*Work required*
Reproduce all lines of the listing below in which the word "menit" occurs.

[Records]
Begin
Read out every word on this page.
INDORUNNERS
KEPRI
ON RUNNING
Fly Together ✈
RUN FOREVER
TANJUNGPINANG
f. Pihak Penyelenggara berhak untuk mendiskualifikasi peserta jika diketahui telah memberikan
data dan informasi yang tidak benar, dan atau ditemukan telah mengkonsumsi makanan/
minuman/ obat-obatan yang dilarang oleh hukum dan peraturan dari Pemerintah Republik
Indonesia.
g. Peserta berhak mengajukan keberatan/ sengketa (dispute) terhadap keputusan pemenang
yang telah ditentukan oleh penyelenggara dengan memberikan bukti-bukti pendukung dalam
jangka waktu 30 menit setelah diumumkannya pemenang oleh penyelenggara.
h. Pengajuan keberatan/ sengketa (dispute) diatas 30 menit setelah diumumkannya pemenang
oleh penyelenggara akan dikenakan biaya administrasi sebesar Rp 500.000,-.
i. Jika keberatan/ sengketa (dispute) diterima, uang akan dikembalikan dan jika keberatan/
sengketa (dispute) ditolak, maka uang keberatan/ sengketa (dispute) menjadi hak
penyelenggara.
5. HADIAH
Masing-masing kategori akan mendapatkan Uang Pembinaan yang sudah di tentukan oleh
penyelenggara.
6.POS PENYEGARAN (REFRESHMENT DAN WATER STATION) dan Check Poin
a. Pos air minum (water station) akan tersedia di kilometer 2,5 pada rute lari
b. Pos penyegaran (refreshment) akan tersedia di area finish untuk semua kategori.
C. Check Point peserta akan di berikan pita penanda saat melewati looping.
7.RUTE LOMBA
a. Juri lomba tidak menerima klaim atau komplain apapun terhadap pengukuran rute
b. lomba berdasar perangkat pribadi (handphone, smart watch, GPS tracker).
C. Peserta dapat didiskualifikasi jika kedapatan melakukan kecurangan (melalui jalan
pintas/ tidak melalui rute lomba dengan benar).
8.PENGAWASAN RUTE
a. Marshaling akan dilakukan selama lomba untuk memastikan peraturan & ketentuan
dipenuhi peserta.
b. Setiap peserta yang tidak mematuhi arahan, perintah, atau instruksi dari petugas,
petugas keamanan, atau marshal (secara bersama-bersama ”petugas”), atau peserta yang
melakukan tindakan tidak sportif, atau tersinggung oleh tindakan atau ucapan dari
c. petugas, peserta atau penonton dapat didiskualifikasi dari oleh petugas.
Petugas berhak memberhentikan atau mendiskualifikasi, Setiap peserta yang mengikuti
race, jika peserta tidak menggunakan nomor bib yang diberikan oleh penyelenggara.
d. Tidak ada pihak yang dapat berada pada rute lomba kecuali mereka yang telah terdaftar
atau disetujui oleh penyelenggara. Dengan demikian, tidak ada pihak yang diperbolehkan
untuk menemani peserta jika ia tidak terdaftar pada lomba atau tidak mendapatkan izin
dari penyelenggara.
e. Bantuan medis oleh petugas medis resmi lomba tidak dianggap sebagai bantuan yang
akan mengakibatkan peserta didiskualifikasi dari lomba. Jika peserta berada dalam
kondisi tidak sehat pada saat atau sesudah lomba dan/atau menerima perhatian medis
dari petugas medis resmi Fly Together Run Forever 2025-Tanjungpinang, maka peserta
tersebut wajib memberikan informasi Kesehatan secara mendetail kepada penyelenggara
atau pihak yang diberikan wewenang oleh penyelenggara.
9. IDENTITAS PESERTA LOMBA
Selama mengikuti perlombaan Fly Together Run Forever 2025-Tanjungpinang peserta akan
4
End
Begin
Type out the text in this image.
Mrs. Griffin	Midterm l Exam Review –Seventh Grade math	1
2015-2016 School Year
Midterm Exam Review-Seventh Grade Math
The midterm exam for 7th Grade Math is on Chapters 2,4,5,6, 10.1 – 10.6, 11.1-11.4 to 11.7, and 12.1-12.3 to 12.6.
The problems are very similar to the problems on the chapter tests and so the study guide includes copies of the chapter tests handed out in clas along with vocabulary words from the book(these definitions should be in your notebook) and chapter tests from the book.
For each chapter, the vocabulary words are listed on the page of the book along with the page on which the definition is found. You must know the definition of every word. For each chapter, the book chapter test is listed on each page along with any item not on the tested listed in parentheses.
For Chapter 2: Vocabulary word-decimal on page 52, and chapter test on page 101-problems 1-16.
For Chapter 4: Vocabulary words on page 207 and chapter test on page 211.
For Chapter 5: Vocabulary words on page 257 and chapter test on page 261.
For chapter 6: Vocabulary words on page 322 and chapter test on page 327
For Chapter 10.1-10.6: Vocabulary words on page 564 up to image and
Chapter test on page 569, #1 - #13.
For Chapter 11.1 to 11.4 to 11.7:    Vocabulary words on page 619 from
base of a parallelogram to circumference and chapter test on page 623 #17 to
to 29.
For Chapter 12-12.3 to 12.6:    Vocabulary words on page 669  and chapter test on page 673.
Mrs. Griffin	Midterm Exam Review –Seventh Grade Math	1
End
Begin
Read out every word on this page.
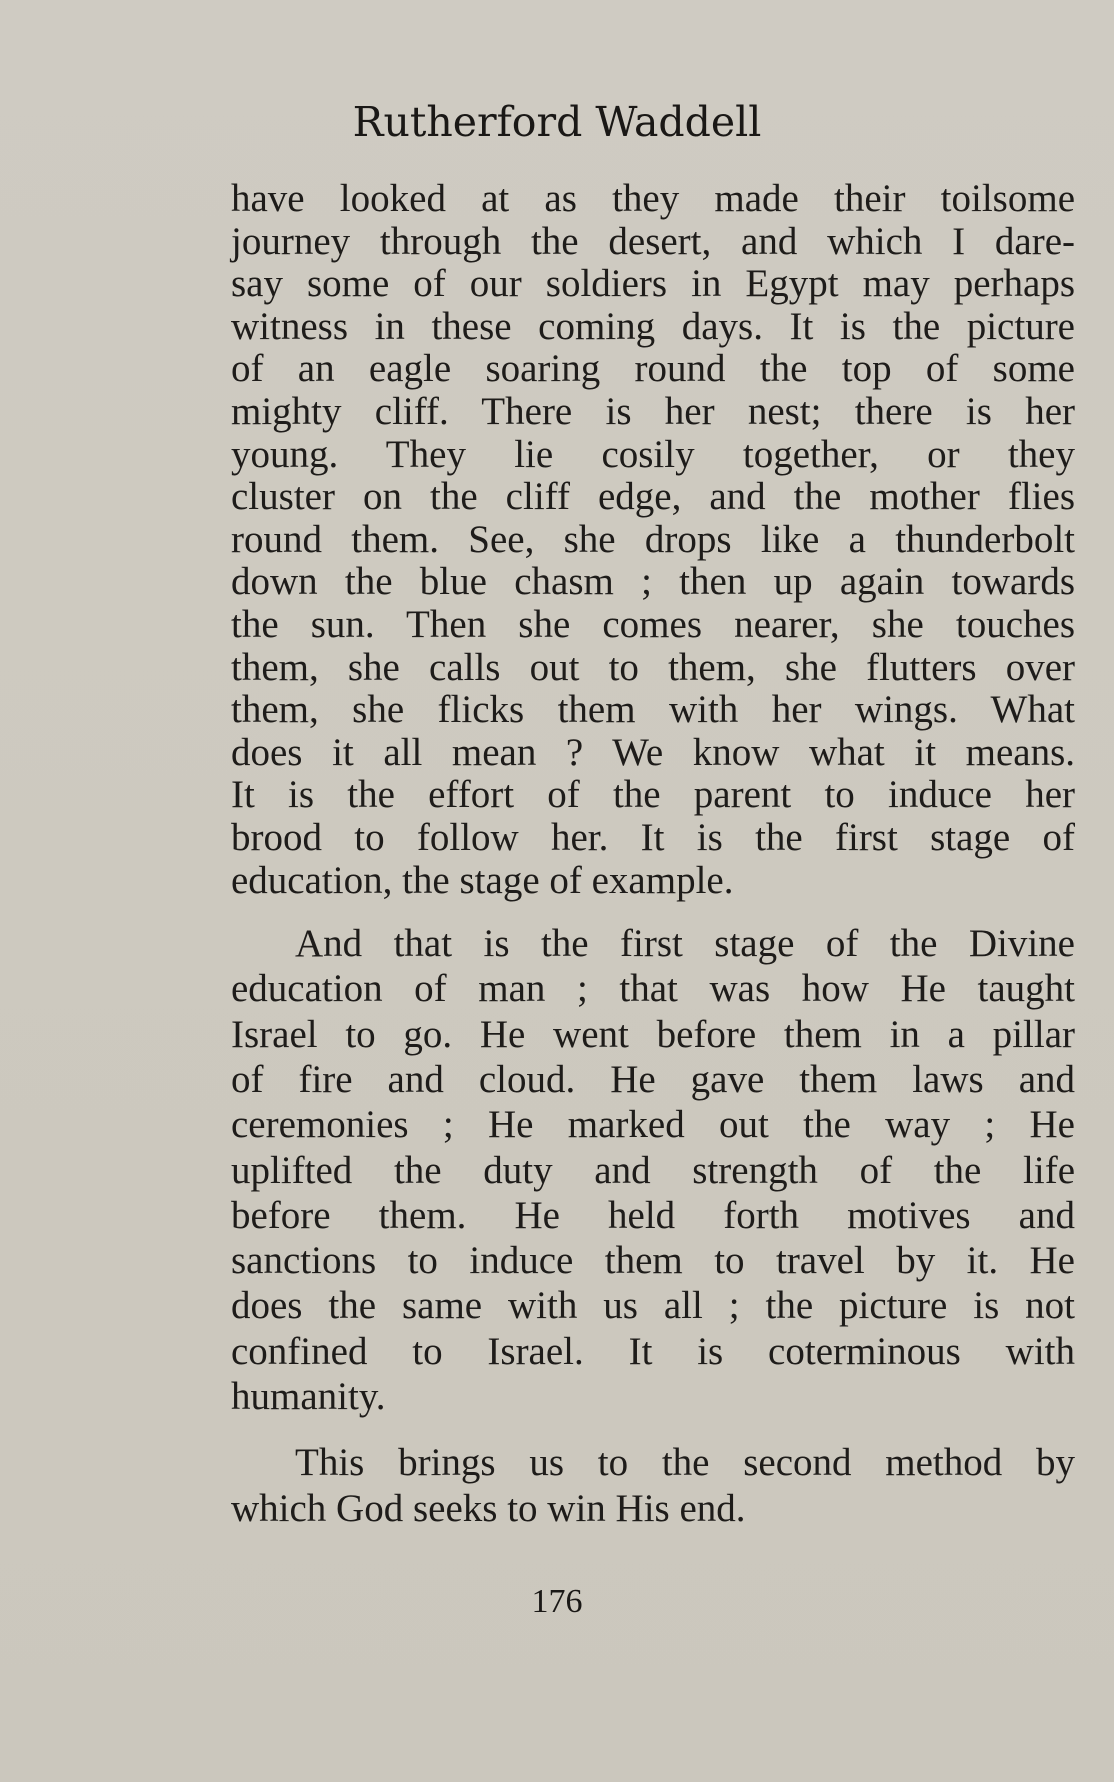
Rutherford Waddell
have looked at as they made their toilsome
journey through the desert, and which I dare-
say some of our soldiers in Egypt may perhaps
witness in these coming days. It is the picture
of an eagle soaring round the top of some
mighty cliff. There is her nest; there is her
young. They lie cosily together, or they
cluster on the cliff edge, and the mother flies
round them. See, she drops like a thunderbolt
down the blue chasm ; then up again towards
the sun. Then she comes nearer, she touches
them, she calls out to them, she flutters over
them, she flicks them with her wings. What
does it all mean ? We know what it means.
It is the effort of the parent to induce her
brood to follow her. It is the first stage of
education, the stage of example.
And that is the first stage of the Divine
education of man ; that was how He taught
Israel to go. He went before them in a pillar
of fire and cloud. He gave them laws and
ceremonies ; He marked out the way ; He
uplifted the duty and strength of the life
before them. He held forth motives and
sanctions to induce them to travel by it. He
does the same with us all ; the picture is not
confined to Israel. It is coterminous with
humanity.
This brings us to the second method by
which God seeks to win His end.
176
End
*Solution to this task*
jangka waktu 30 menit setelah diumumkannya pemenang oleh penyelenggara.
h. Pengajuan keberatan/ sengketa (dispute) diatas 30 menit setelah diumumkannya pemenang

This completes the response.